EXERCISE GOAL:
From the listing below, extract each entry exactly as written, minus the images.

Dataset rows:
---
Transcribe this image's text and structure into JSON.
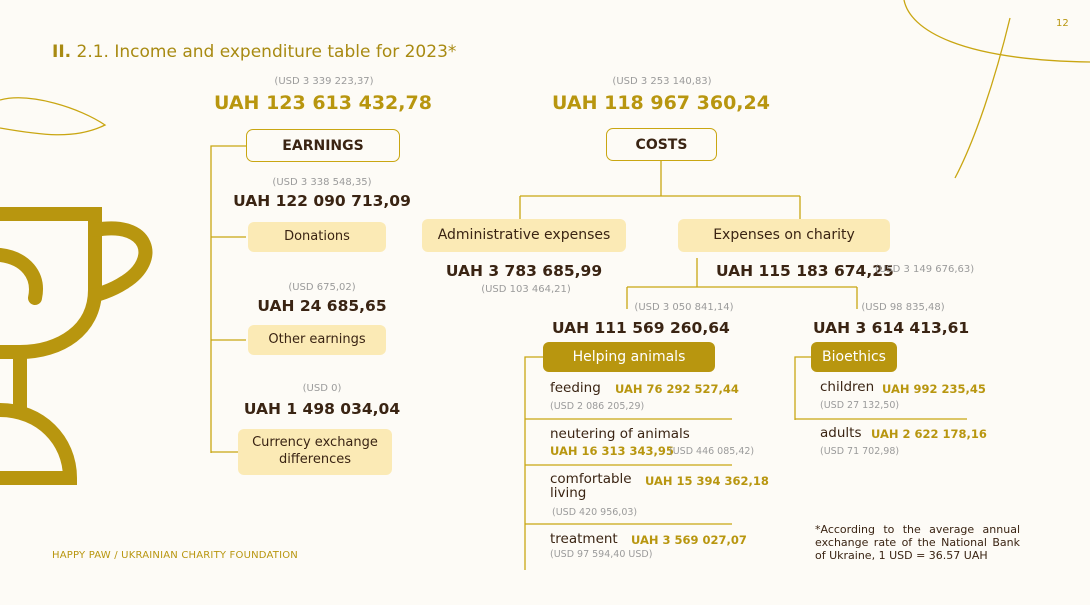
{
  "page_number": "12",
  "title": {
    "prefix": "II.",
    "text": "2.1. Income and expenditure table for 2023*"
  },
  "earnings": {
    "usd": "(USD 3 339 223,37)",
    "uah": "UAH 123 613 432,78",
    "label": "EARNINGS",
    "items": [
      {
        "usd": "(USD 3 338 548,35)",
        "uah": "UAH 122 090 713,09",
        "label": "Donations"
      },
      {
        "usd": "(USD 675,02)",
        "uah": "UAH 24 685,65",
        "label": "Other earnings"
      },
      {
        "usd": "(USD 0)",
        "uah": "UAH 1 498 034,04",
        "label_line1": "Currency exchange",
        "label_line2": "differences"
      }
    ]
  },
  "costs": {
    "usd": "(USD 3 253 140,83)",
    "uah": "UAH 118 967 360,24",
    "label": "COSTS",
    "administrative": {
      "label": "Administrative expenses",
      "uah": "UAH 3 783 685,99",
      "usd": "(USD 103 464,21)"
    },
    "charity": {
      "label": "Expenses on charity",
      "uah": "UAH 115 183 674,25",
      "usd": "(USD 3 149 676,63)"
    },
    "helping_animals": {
      "usd": "(USD 3 050 841,14)",
      "uah": "UAH 111 569 260,64",
      "label": "Helping animals",
      "items": [
        {
          "label": "feeding",
          "uah": "UAH 76 292 527,44",
          "usd": "(USD 2 086 205,29)"
        },
        {
          "label": "neutering of animals",
          "uah": "UAH 16 313 343,95",
          "usd": "(USD 446 085,42)"
        },
        {
          "label_line1": "comfortable",
          "label_line2": "living",
          "uah": "UAH 15 394 362,18",
          "usd": "(USD 420 956,03)"
        },
        {
          "label": "treatment",
          "uah": "UAH 3 569 027,07",
          "usd": "(USD 97 594,40 USD)"
        }
      ]
    },
    "bioethics": {
      "usd": "(USD 98 835,48)",
      "uah": "UAH 3 614 413,61",
      "label": "Bioethics",
      "items": [
        {
          "label": "children",
          "uah": "UAH 992 235,45",
          "usd": "(USD 27 132,50)"
        },
        {
          "label": "adults",
          "uah": "UAH 2 622 178,16",
          "usd": "(USD 71 702,98)"
        }
      ]
    }
  },
  "footnote": "*According to the average annual exchange rate of the National Bank of Ukraine, 1 USD = 36.57 UAH",
  "footer": "HAPPY PAW / UKRAINIAN CHARITY FOUNDATION",
  "colors": {
    "gold": "#b8960f",
    "light_gold": "#fbeab5",
    "brown": "#3a2413",
    "gray": "#9b9b9b",
    "background": "#fdfbf6"
  }
}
---
THE SOLUTION:
Transcribe this image's text and structure into JSON.
{
  "page_number": "12",
  "title": {
    "prefix": "II.",
    "text": "2.1. Income and expenditure table for 2023*"
  },
  "earnings": {
    "usd": "(USD 3 339 223,37)",
    "uah": "UAH 123 613 432,78",
    "label": "EARNINGS",
    "items": [
      {
        "usd": "(USD 3 338 548,35)",
        "uah": "UAH 122 090 713,09",
        "label": "Donations"
      },
      {
        "usd": "(USD 675,02)",
        "uah": "UAH 24 685,65",
        "label": "Other earnings"
      },
      {
        "usd": "(USD 0)",
        "uah": "UAH 1 498 034,04",
        "label_line1": "Currency exchange",
        "label_line2": "differences"
      }
    ]
  },
  "costs": {
    "usd": "(USD 3 253 140,83)",
    "uah": "UAH 118 967 360,24",
    "label": "COSTS",
    "administrative": {
      "label": "Administrative expenses",
      "uah": "UAH 3 783 685,99",
      "usd": "(USD 103 464,21)"
    },
    "charity": {
      "label": "Expenses on charity",
      "uah": "UAH 115 183 674,25",
      "usd": "(USD 3 149 676,63)"
    },
    "helping_animals": {
      "usd": "(USD 3 050 841,14)",
      "uah": "UAH 111 569 260,64",
      "label": "Helping animals",
      "items": [
        {
          "label": "feeding",
          "uah": "UAH 76 292 527,44",
          "usd": "(USD 2 086 205,29)"
        },
        {
          "label": "neutering of animals",
          "uah": "UAH 16 313 343,95",
          "usd": "(USD 446 085,42)"
        },
        {
          "label_line1": "comfortable",
          "label_line2": "living",
          "uah": "UAH 15 394 362,18",
          "usd": "(USD 420 956,03)"
        },
        {
          "label": "treatment",
          "uah": "UAH 3 569 027,07",
          "usd": "(USD 97 594,40 USD)"
        }
      ]
    },
    "bioethics": {
      "usd": "(USD 98 835,48)",
      "uah": "UAH 3 614 413,61",
      "label": "Bioethics",
      "items": [
        {
          "label": "children",
          "uah": "UAH 992 235,45",
          "usd": "(USD 27 132,50)"
        },
        {
          "label": "adults",
          "uah": "UAH 2 622 178,16",
          "usd": "(USD 71 702,98)"
        }
      ]
    }
  },
  "footnote": "*According to the average annual exchange rate of the National Bank of Ukraine, 1 USD = 36.57 UAH",
  "footer": "HAPPY PAW / UKRAINIAN CHARITY FOUNDATION",
  "colors": {
    "gold": "#b8960f",
    "light_gold": "#fbeab5",
    "brown": "#3a2413",
    "gray": "#9b9b9b",
    "background": "#fdfbf6"
  }
}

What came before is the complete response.